<<<<
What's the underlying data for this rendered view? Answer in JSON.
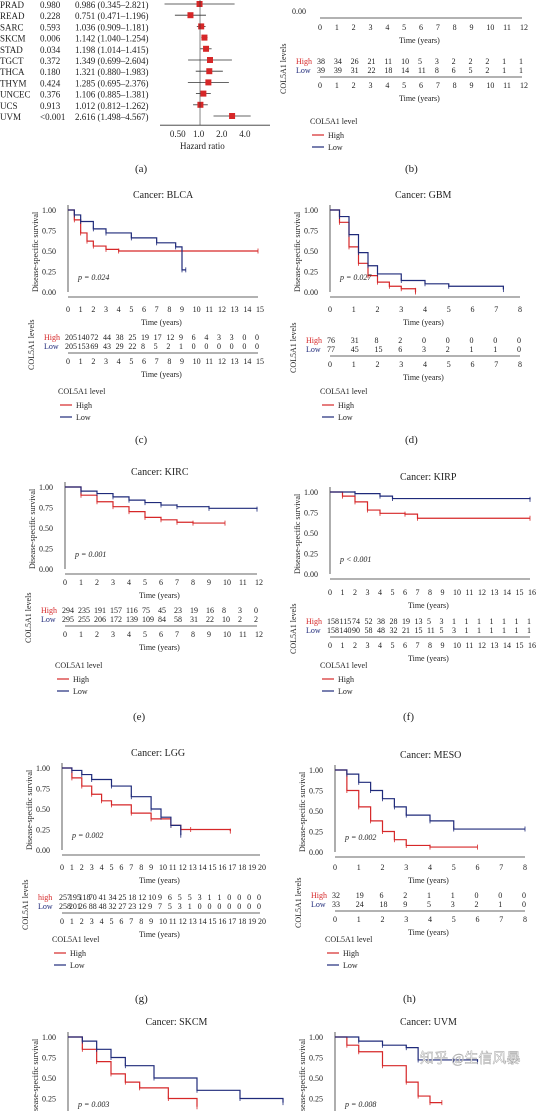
{
  "forest": {
    "rows": [
      {
        "name": "PRAD",
        "p": "0.980",
        "hr": "0.986 (0.345–2.821)",
        "v": 0.986,
        "lo": 0.345,
        "hi": 2.821
      },
      {
        "name": "READ",
        "p": "0.228",
        "hr": "0.751 (0.471–1.196)",
        "v": 0.751,
        "lo": 0.471,
        "hi": 1.196
      },
      {
        "name": "SARC",
        "p": "0.593",
        "hr": "1.036 (0.909–1.181)",
        "v": 1.036,
        "lo": 0.909,
        "hi": 1.181
      },
      {
        "name": "SKCM",
        "p": "0.006",
        "hr": "1.142 (1.040–1.254)",
        "v": 1.142,
        "lo": 1.04,
        "hi": 1.254
      },
      {
        "name": "STAD",
        "p": "0.034",
        "hr": "1.198 (1.014–1.415)",
        "v": 1.198,
        "lo": 1.014,
        "hi": 1.415
      },
      {
        "name": "TGCT",
        "p": "0.372",
        "hr": "1.349 (0.699–2.604)",
        "v": 1.349,
        "lo": 0.699,
        "hi": 2.604
      },
      {
        "name": "THCA",
        "p": "0.180",
        "hr": "1.321 (0.880–1.983)",
        "v": 1.321,
        "lo": 0.88,
        "hi": 1.983
      },
      {
        "name": "THYM",
        "p": "0.424",
        "hr": "1.285 (0.695–2.376)",
        "v": 1.285,
        "lo": 0.695,
        "hi": 2.376
      },
      {
        "name": "UNCEC",
        "p": "0.376",
        "hr": "1.106 (0.885–1.381)",
        "v": 1.106,
        "lo": 0.885,
        "hi": 1.381
      },
      {
        "name": "UCS",
        "p": "0.913",
        "hr": "1.012 (0.812–1.262)",
        "v": 1.012,
        "lo": 0.812,
        "hi": 1.262
      },
      {
        "name": "UVM",
        "p": "<0.001",
        "hr": "2.616 (1.498–4.567)",
        "v": 2.616,
        "lo": 1.498,
        "hi": 4.567
      }
    ],
    "ticks": [
      "0.50",
      "1.0",
      "2.0",
      "4.0"
    ],
    "xlabel": "Hazard ratio",
    "caption": "(a)"
  },
  "legend_title": "COL5A1 level",
  "legend_high": "High",
  "legend_low": "Low",
  "ylabel": "Disease-specific survival",
  "xlabel": "Time (years)",
  "risk_label": "COL5A1 levels",
  "chart_data": [
    {
      "id": "b",
      "type": "line",
      "caption": "(b)",
      "title": "",
      "p": "",
      "xmax": 12,
      "high": [],
      "low": [],
      "yticks": [
        "0.00"
      ],
      "risk": {
        "high": [
          "38",
          "34",
          "26",
          "21",
          "11",
          "10",
          "5",
          "3",
          "2",
          "2",
          "2",
          "1",
          "1"
        ],
        "low": [
          "39",
          "39",
          "31",
          "22",
          "18",
          "14",
          "11",
          "8",
          "6",
          "5",
          "2",
          "1",
          "1"
        ],
        "high_label": "High",
        "low_label": "Low"
      }
    },
    {
      "id": "c",
      "type": "line",
      "caption": "(c)",
      "title": "Cancer: BLCA",
      "p": "p = 0.024",
      "xmax": 15,
      "high": [
        [
          0,
          1
        ],
        [
          0.5,
          0.88
        ],
        [
          1,
          0.72
        ],
        [
          1.5,
          0.62
        ],
        [
          2,
          0.56
        ],
        [
          3,
          0.52
        ],
        [
          4,
          0.5
        ],
        [
          15,
          0.5
        ]
      ],
      "low": [
        [
          0,
          1
        ],
        [
          0.5,
          0.94
        ],
        [
          1,
          0.86
        ],
        [
          2,
          0.77
        ],
        [
          3,
          0.72
        ],
        [
          5,
          0.66
        ],
        [
          7,
          0.6
        ],
        [
          8.5,
          0.55
        ],
        [
          9,
          0.27
        ],
        [
          9.3,
          0.27
        ]
      ],
      "yticks": [
        "0.00",
        "0.25",
        "0.50",
        "0.75",
        "1.00"
      ],
      "risk": {
        "high": [
          "205",
          "140",
          "72",
          "44",
          "38",
          "25",
          "19",
          "17",
          "12",
          "9",
          "6",
          "4",
          "3",
          "3",
          "0",
          "0"
        ],
        "low": [
          "205",
          "153",
          "69",
          "43",
          "29",
          "22",
          "8",
          "5",
          "2",
          "1",
          "0",
          "0",
          "0",
          "0",
          "0",
          "0"
        ],
        "high_label": "High",
        "low_label": "Low"
      }
    },
    {
      "id": "d",
      "type": "line",
      "caption": "(d)",
      "title": "Cancer: GBM",
      "p": "p = 0.027",
      "xmax": 8,
      "high": [
        [
          0,
          1
        ],
        [
          0.4,
          0.85
        ],
        [
          0.8,
          0.55
        ],
        [
          1.2,
          0.35
        ],
        [
          1.6,
          0.2
        ],
        [
          2,
          0.12
        ],
        [
          2.5,
          0.07
        ],
        [
          3,
          0.04
        ],
        [
          3.6,
          0.02
        ],
        [
          3.6,
          0
        ]
      ],
      "low": [
        [
          0,
          1
        ],
        [
          0.4,
          0.92
        ],
        [
          0.8,
          0.7
        ],
        [
          1.2,
          0.48
        ],
        [
          1.6,
          0.32
        ],
        [
          2,
          0.22
        ],
        [
          3,
          0.14
        ],
        [
          4,
          0.1
        ],
        [
          5,
          0.07
        ],
        [
          7.3,
          0.03
        ]
      ],
      "yticks": [
        "0.00",
        "0.25",
        "0.50",
        "0.75",
        "1.00"
      ],
      "risk": {
        "high": [
          "76",
          "31",
          "8",
          "2",
          "0",
          "0",
          "0",
          "0",
          "0"
        ],
        "low": [
          "77",
          "45",
          "15",
          "6",
          "3",
          "2",
          "1",
          "1",
          "0"
        ],
        "high_label": "High",
        "low_label": "Low"
      }
    },
    {
      "id": "e",
      "type": "line",
      "caption": "(e)",
      "title": "Cancer: KIRC",
      "p": "p = 0.001",
      "xmax": 12,
      "high": [
        [
          0,
          1
        ],
        [
          1,
          0.9
        ],
        [
          2,
          0.82
        ],
        [
          3,
          0.76
        ],
        [
          4,
          0.7
        ],
        [
          5,
          0.63
        ],
        [
          6,
          0.6
        ],
        [
          7,
          0.57
        ],
        [
          8,
          0.56
        ],
        [
          10,
          0.56
        ]
      ],
      "low": [
        [
          0,
          1
        ],
        [
          1,
          0.95
        ],
        [
          2,
          0.92
        ],
        [
          3,
          0.88
        ],
        [
          4,
          0.84
        ],
        [
          5,
          0.81
        ],
        [
          6,
          0.78
        ],
        [
          7,
          0.76
        ],
        [
          9,
          0.74
        ],
        [
          12,
          0.73
        ]
      ],
      "yticks": [
        "0.00",
        "0.25",
        "0.50",
        "0.75",
        "1.00"
      ],
      "risk": {
        "high": [
          "294",
          "235",
          "191",
          "157",
          "116",
          "75",
          "45",
          "23",
          "19",
          "16",
          "8",
          "3",
          "0"
        ],
        "low": [
          "295",
          "255",
          "206",
          "172",
          "139",
          "109",
          "84",
          "58",
          "31",
          "22",
          "10",
          "2",
          "2"
        ],
        "high_label": "High",
        "low_label": "Low"
      }
    },
    {
      "id": "f",
      "type": "line",
      "caption": "(f)",
      "title": "Cancer: KIRP",
      "p": "p < 0.001",
      "xmax": 16,
      "high": [
        [
          0,
          1
        ],
        [
          1,
          0.95
        ],
        [
          2,
          0.88
        ],
        [
          3,
          0.78
        ],
        [
          4,
          0.74
        ],
        [
          6,
          0.73
        ],
        [
          7,
          0.68
        ],
        [
          16,
          0.68
        ]
      ],
      "low": [
        [
          0,
          1
        ],
        [
          2,
          0.98
        ],
        [
          4,
          0.95
        ],
        [
          5,
          0.92
        ],
        [
          16,
          0.91
        ]
      ],
      "yticks": [
        "0.00",
        "0.25",
        "0.50",
        "0.75",
        "1.00"
      ],
      "risk": {
        "high": [
          "158",
          "115",
          "74",
          "52",
          "38",
          "28",
          "19",
          "13",
          "5",
          "3",
          "1",
          "1",
          "1",
          "1",
          "1",
          "1",
          "1"
        ],
        "low": [
          "158",
          "140",
          "90",
          "58",
          "48",
          "32",
          "21",
          "15",
          "11",
          "5",
          "3",
          "1",
          "1",
          "1",
          "1",
          "1",
          "1"
        ],
        "high_label": "High",
        "low_label": "Low"
      }
    },
    {
      "id": "g",
      "type": "line",
      "caption": "(g)",
      "title": "Cancer: LGG",
      "p": "p = 0.002",
      "xmax": 20,
      "high": [
        [
          0,
          1
        ],
        [
          1,
          0.88
        ],
        [
          2,
          0.78
        ],
        [
          3,
          0.68
        ],
        [
          4,
          0.6
        ],
        [
          5,
          0.55
        ],
        [
          7,
          0.45
        ],
        [
          9,
          0.38
        ],
        [
          11,
          0.3
        ],
        [
          12,
          0.25
        ],
        [
          13,
          0.25
        ],
        [
          17,
          0.23
        ]
      ],
      "low": [
        [
          0,
          1
        ],
        [
          1,
          0.97
        ],
        [
          2,
          0.92
        ],
        [
          3,
          0.86
        ],
        [
          5,
          0.78
        ],
        [
          7,
          0.65
        ],
        [
          9,
          0.5
        ],
        [
          10,
          0.4
        ],
        [
          11,
          0.3
        ],
        [
          12,
          0.18
        ]
      ],
      "yticks": [
        "0.00",
        "0.25",
        "0.50",
        "0.75",
        "1.00"
      ],
      "risk": {
        "high": [
          "257",
          "195",
          "118",
          "70",
          "41",
          "34",
          "25",
          "18",
          "12",
          "10",
          "9",
          "6",
          "5",
          "5",
          "3",
          "1",
          "1",
          "0",
          "0",
          "0",
          "0"
        ],
        "low": [
          "258",
          "201",
          "26",
          "88",
          "48",
          "32",
          "27",
          "23",
          "12",
          "9",
          "7",
          "5",
          "3",
          "1",
          "0",
          "0",
          "0",
          "0",
          "0",
          "0",
          "0"
        ],
        "high_label": "high",
        "low_label": "Low"
      }
    },
    {
      "id": "h",
      "type": "line",
      "caption": "(h)",
      "title": "Cancer: MESO",
      "p": "p = 0.002",
      "xmax": 8,
      "high": [
        [
          0,
          1
        ],
        [
          0.5,
          0.75
        ],
        [
          1,
          0.55
        ],
        [
          1.5,
          0.38
        ],
        [
          2,
          0.25
        ],
        [
          2.5,
          0.15
        ],
        [
          3,
          0.08
        ],
        [
          4,
          0.06
        ],
        [
          6,
          0.06
        ]
      ],
      "low": [
        [
          0,
          1
        ],
        [
          0.5,
          0.95
        ],
        [
          1,
          0.85
        ],
        [
          1.5,
          0.75
        ],
        [
          2,
          0.65
        ],
        [
          2.5,
          0.55
        ],
        [
          3,
          0.45
        ],
        [
          4,
          0.38
        ],
        [
          5,
          0.28
        ],
        [
          8,
          0.28
        ]
      ],
      "yticks": [
        "0.00",
        "0.25",
        "0.50",
        "0.75",
        "1.00"
      ],
      "risk": {
        "high": [
          "32",
          "19",
          "6",
          "2",
          "1",
          "1",
          "0",
          "0",
          "0"
        ],
        "low": [
          "33",
          "24",
          "18",
          "9",
          "5",
          "3",
          "2",
          "1",
          "0"
        ],
        "high_label": "High",
        "low_label": "Low"
      }
    },
    {
      "id": "i",
      "type": "line",
      "caption": "",
      "title": "Cancer: SKCM",
      "p": "p = 0.003",
      "xmax": 30,
      "high": [
        [
          0,
          1
        ],
        [
          2,
          0.85
        ],
        [
          4,
          0.7
        ],
        [
          6,
          0.55
        ],
        [
          8,
          0.45
        ],
        [
          10,
          0.38
        ],
        [
          14,
          0.25
        ],
        [
          18,
          0.15
        ]
      ],
      "low": [
        [
          0,
          1
        ],
        [
          2,
          0.95
        ],
        [
          4,
          0.85
        ],
        [
          6,
          0.75
        ],
        [
          8,
          0.65
        ],
        [
          12,
          0.5
        ],
        [
          18,
          0.35
        ],
        [
          24,
          0.25
        ],
        [
          30,
          0.2
        ]
      ],
      "yticks": [
        "0.25",
        "0.50",
        "0.75",
        "1.00"
      ],
      "risk": null
    },
    {
      "id": "j",
      "type": "line",
      "caption": "",
      "title": "Cancer: UVM",
      "p": "p = 0.008",
      "xmax": 8,
      "high": [
        [
          0,
          1
        ],
        [
          0.5,
          0.9
        ],
        [
          1,
          0.82
        ],
        [
          2,
          0.65
        ],
        [
          3,
          0.45
        ],
        [
          3.5,
          0.28
        ],
        [
          4,
          0.2
        ],
        [
          4.5,
          0.2
        ]
      ],
      "low": [
        [
          0,
          1
        ],
        [
          1,
          0.95
        ],
        [
          2,
          0.9
        ],
        [
          3,
          0.87
        ],
        [
          3.5,
          0.72
        ],
        [
          5,
          0.72
        ],
        [
          6,
          0.7
        ]
      ],
      "yticks": [
        "0.25",
        "0.50",
        "0.75",
        "1.00"
      ],
      "risk": null
    }
  ],
  "watermark": "知乎 @生信风暴",
  "colors": {
    "high": "#d62728",
    "low": "#1f2a7a"
  }
}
>>>>
**TASK REQUIREMENTS:**
Check each line above for the word "Cancer" and copy the ones that have it.

**EXERCISE RESPONSE:**
      "title": "Cancer: BLCA",
      "title": "Cancer: GBM",
      "title": "Cancer: KIRC",
      "title": "Cancer: KIRP",
      "title": "Cancer: LGG",
      "title": "Cancer: MESO",
      "title": "Cancer: SKCM",
      "title": "Cancer: UVM",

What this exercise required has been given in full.